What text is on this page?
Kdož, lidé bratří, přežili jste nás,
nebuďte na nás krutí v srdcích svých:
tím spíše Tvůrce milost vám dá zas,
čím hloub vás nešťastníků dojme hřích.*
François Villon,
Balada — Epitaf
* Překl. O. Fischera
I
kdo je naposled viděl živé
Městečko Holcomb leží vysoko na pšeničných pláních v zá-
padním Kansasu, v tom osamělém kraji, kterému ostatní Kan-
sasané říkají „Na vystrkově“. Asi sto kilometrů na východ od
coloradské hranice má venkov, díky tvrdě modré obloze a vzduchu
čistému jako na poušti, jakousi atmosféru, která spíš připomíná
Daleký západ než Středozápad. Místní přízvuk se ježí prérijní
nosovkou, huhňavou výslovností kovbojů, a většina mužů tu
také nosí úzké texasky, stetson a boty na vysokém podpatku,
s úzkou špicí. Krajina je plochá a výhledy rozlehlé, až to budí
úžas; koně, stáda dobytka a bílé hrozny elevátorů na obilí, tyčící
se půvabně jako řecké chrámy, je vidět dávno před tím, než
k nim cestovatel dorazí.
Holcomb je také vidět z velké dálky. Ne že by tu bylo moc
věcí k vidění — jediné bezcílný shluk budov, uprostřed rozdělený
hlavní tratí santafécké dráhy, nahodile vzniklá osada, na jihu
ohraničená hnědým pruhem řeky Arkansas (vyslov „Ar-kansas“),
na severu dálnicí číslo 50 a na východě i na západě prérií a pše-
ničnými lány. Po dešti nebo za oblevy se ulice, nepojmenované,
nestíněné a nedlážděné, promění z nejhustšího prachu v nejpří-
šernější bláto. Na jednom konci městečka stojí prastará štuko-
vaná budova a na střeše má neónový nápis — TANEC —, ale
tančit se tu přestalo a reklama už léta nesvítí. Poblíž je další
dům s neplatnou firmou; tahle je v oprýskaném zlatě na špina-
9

┄┄┄┄┄┄

(TASK TO CARRY OUT) Quote the data in full, keeping each word unchanged.

(THE RESULT)
What text is on this page?
Kdož, lidé bratří, přežili jste nás,
nebuďte na nás krutí v srdcích svých:
tím spíše Tvůrce milost vám dá zas,
čím hloub vás nešťastníků dojme hřích.*
François Villon,
Balada — Epitaf
* Překl. O. Fischera
I
kdo je naposled viděl živé
Městečko Holcomb leží vysoko na pšeničných pláních v zá-
padním Kansasu, v tom osamělém kraji, kterému ostatní Kan-
sasané říkají „Na vystrkově“. Asi sto kilometrů na východ od
coloradské hranice má venkov, díky tvrdě modré obloze a vzduchu
čistému jako na poušti, jakousi atmosféru, která spíš připomíná
Daleký západ než Středozápad. Místní přízvuk se ježí prérijní
nosovkou, huhňavou výslovností kovbojů, a většina mužů tu
také nosí úzké texasky, stetson a boty na vysokém podpatku,
s úzkou špicí. Krajina je plochá a výhledy rozlehlé, až to budí
úžas; koně, stáda dobytka a bílé hrozny elevátorů na obilí, tyčící
se půvabně jako řecké chrámy, je vidět dávno před tím, než
k nim cestovatel dorazí.
Holcomb je také vidět z velké dálky. Ne že by tu bylo moc
věcí k vidění — jediné bezcílný shluk budov, uprostřed rozdělený
hlavní tratí santafécké dráhy, nahodile vzniklá osada, na jihu
ohraničená hnědým pruhem řeky Arkansas (vyslov „Ar-kansas“),
na severu dálnicí číslo 50 a na východě i na západě prérií a pše-
ničnými lány. Po dešti nebo za oblevy se ulice, nepojmenované,
nestíněné a nedlážděné, promění z nejhustšího prachu v nejpří-
šernější bláto. Na jednom konci městečka stojí prastará štuko-
vaná budova a na střeše má neónový nápis — TANEC —, ale
tančit se tu přestalo a reklama už léta nesvítí. Poblíž je další
dům s neplatnou firmou; tahle je v oprýskaném zlatě na špina-
9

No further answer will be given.